» **Problem requirements**
Each line below should be reproduced without any alteration.

Data excerpts
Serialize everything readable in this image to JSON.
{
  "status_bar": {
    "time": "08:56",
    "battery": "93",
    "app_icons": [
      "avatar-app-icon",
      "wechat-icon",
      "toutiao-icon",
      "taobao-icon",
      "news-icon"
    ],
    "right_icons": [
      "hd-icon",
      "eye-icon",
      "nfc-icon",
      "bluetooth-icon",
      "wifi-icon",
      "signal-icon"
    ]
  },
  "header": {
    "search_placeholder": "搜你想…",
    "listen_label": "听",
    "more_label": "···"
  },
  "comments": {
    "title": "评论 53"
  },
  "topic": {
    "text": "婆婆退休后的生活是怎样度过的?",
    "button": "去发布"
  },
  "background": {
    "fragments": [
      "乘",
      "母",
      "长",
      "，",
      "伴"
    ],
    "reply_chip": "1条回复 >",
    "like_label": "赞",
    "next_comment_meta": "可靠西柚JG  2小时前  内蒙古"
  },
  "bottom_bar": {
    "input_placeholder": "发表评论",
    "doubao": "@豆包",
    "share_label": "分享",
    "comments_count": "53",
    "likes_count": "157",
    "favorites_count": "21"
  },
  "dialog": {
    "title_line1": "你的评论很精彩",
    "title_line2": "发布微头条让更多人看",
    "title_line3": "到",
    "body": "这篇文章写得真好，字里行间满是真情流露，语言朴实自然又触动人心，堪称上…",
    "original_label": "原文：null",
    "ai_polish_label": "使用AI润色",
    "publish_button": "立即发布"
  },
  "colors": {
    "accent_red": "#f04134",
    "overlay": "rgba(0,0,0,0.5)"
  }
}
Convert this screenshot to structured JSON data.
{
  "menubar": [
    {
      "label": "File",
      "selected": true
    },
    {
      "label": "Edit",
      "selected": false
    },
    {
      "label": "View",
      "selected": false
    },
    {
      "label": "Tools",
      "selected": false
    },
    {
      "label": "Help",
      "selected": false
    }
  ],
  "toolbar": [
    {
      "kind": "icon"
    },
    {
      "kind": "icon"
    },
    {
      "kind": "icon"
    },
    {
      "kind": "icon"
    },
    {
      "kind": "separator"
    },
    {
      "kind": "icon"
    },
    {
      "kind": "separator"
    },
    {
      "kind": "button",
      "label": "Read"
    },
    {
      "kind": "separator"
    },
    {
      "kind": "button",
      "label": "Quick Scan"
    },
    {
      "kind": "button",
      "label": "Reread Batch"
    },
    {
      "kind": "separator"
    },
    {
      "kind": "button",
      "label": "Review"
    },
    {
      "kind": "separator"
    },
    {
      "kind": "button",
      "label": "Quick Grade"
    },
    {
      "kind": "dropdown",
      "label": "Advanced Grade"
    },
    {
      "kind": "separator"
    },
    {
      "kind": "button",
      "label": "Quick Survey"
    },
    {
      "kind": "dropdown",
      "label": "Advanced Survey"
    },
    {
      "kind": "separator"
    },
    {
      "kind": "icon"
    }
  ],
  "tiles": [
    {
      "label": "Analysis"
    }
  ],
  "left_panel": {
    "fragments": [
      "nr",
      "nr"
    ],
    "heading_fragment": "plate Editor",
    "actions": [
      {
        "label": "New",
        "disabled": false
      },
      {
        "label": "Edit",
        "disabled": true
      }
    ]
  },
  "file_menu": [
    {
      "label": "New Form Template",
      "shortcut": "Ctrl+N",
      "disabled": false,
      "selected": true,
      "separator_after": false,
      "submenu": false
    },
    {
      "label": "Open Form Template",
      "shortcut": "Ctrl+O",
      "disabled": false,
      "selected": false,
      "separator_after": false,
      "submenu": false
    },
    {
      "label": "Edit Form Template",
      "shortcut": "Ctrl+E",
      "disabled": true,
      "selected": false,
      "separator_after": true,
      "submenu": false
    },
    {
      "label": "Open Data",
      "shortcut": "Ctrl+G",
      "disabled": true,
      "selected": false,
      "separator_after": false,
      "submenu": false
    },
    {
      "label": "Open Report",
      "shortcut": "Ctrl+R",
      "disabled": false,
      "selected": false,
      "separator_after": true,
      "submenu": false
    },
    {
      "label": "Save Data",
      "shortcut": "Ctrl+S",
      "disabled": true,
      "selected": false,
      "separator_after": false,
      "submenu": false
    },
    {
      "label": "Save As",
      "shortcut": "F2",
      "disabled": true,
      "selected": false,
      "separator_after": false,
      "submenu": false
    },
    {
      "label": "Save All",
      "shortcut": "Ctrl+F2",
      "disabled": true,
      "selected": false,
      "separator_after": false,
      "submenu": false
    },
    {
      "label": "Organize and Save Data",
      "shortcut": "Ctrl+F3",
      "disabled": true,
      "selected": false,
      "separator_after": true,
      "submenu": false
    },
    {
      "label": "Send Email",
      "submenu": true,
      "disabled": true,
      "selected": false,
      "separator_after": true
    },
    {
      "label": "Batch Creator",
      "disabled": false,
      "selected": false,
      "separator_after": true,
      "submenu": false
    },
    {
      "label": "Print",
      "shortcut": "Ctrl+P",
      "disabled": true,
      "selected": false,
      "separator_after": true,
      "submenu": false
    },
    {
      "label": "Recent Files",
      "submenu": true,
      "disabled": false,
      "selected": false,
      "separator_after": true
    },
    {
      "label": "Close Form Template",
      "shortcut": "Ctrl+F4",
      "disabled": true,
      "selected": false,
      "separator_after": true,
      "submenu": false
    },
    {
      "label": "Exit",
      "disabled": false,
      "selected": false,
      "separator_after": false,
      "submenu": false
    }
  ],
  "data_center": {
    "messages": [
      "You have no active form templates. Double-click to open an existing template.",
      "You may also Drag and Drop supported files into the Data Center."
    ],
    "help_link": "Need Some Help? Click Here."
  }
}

» **Correct response**
Serialize everything readable in this image to JSON.
{
  "status_bar": {
    "time": "08:56",
    "battery": "93",
    "app_icons": [
      "avatar-app-icon",
      "wechat-icon",
      "toutiao-icon",
      "taobao-icon",
      "news-icon"
    ],
    "right_icons": [
      "hd-icon",
      "eye-icon",
      "nfc-icon",
      "bluetooth-icon",
      "wifi-icon",
      "signal-icon"
    ]
  },
  "header": {
    "search_placeholder": "搜你想…",
    "listen_label": "听",
    "more_label": "···"
  },
  "comments": {
    "title": "评论 53"
  },
  "topic": {
    "text": "婆婆退休后的生活是怎样度过的?",
    "button": "去发布"
  },
  "background": {
    "fragments": [
      "乘",
      "母",
      "长",
      "，",
      "伴"
    ],
    "reply_chip": "1条回复 >",
    "like_label": "赞",
    "next_comment_meta": "可靠西柚JG  2小时前  内蒙古"
  },
  "bottom_bar": {
    "input_placeholder": "发表评论",
    "doubao": "@豆包",
    "share_label": "分享",
    "comments_count": "53",
    "likes_count": "157",
    "favorites_count": "21"
  },
  "dialog": {
    "title_line1": "你的评论很精彩",
    "title_line2": "发布微头条让更多人看",
    "title_line3": "到",
    "body": "这篇文章写得真好，字里行间满是真情流露，语言朴实自然又触动人心，堪称上…",
    "original_label": "原文：null",
    "ai_polish_label": "使用AI润色",
    "publish_button": "立即发布"
  },
  "colors": {
    "accent_red": "#f04134",
    "overlay": "rgba(0,0,0,0.5)"
  }
}
Convert this screenshot to structured JSON data.
{
  "menubar": [
    {
      "label": "File",
      "selected": true
    },
    {
      "label": "Edit",
      "selected": false
    },
    {
      "label": "View",
      "selected": false
    },
    {
      "label": "Tools",
      "selected": false
    },
    {
      "label": "Help",
      "selected": false
    }
  ],
  "toolbar": [
    {
      "kind": "icon"
    },
    {
      "kind": "icon"
    },
    {
      "kind": "icon"
    },
    {
      "kind": "icon"
    },
    {
      "kind": "separator"
    },
    {
      "kind": "icon"
    },
    {
      "kind": "separator"
    },
    {
      "kind": "button",
      "label": "Read"
    },
    {
      "kind": "separator"
    },
    {
      "kind": "button",
      "label": "Quick Scan"
    },
    {
      "kind": "button",
      "label": "Reread Batch"
    },
    {
      "kind": "separator"
    },
    {
      "kind": "button",
      "label": "Review"
    },
    {
      "kind": "separator"
    },
    {
      "kind": "button",
      "label": "Quick Grade"
    },
    {
      "kind": "dropdown",
      "label": "Advanced Grade"
    },
    {
      "kind": "separator"
    },
    {
      "kind": "button",
      "label": "Quick Survey"
    },
    {
      "kind": "dropdown",
      "label": "Advanced Survey"
    },
    {
      "kind": "separator"
    },
    {
      "kind": "icon"
    }
  ],
  "tiles": [
    {
      "label": "Analysis"
    }
  ],
  "left_panel": {
    "fragments": [
      "nr",
      "nr"
    ],
    "heading_fragment": "plate Editor",
    "actions": [
      {
        "label": "New",
        "disabled": false
      },
      {
        "label": "Edit",
        "disabled": true
      }
    ]
  },
  "file_menu": [
    {
      "label": "New Form Template",
      "shortcut": "Ctrl+N",
      "disabled": false,
      "selected": true,
      "separator_after": false,
      "submenu": false
    },
    {
      "label": "Open Form Template",
      "shortcut": "Ctrl+O",
      "disabled": false,
      "selected": false,
      "separator_after": false,
      "submenu": false
    },
    {
      "label": "Edit Form Template",
      "shortcut": "Ctrl+E",
      "disabled": true,
      "selected": false,
      "separator_after": true,
      "submenu": false
    },
    {
      "label": "Open Data",
      "shortcut": "Ctrl+G",
      "disabled": true,
      "selected": false,
      "separator_after": false,
      "submenu": false
    },
    {
      "label": "Open Report",
      "shortcut": "Ctrl+R",
      "disabled": false,
      "selected": false,
      "separator_after": true,
      "submenu": false
    },
    {
      "label": "Save Data",
      "shortcut": "Ctrl+S",
      "disabled": true,
      "selected": false,
      "separator_after": false,
      "submenu": false
    },
    {
      "label": "Save As",
      "shortcut": "F2",
      "disabled": true,
      "selected": false,
      "separator_after": false,
      "submenu": false
    },
    {
      "label": "Save All",
      "shortcut": "Ctrl+F2",
      "disabled": true,
      "selected": false,
      "separator_after": false,
      "submenu": false
    },
    {
      "label": "Organize and Save Data",
      "shortcut": "Ctrl+F3",
      "disabled": true,
      "selected": false,
      "separator_after": true,
      "submenu": false
    },
    {
      "label": "Send Email",
      "submenu": true,
      "disabled": true,
      "selected": false,
      "separator_after": true
    },
    {
      "label": "Batch Creator",
      "disabled": false,
      "selected": false,
      "separator_after": true,
      "submenu": false
    },
    {
      "label": "Print",
      "shortcut": "Ctrl+P",
      "disabled": true,
      "selected": false,
      "separator_after": true,
      "submenu": false
    },
    {
      "label": "Recent Files",
      "submenu": true,
      "disabled": false,
      "selected": false,
      "separator_after": true
    },
    {
      "label": "Close Form Template",
      "shortcut": "Ctrl+F4",
      "disabled": true,
      "selected": false,
      "separator_after": true,
      "submenu": false
    },
    {
      "label": "Exit",
      "disabled": false,
      "selected": false,
      "separator_after": false,
      "submenu": false
    }
  ],
  "data_center": {
    "messages": [
      "You have no active form templates. Double-click to open an existing template.",
      "You may also Drag and Drop supported files into the Data Center."
    ],
    "help_link": "Need Some Help? Click Here."
  }
}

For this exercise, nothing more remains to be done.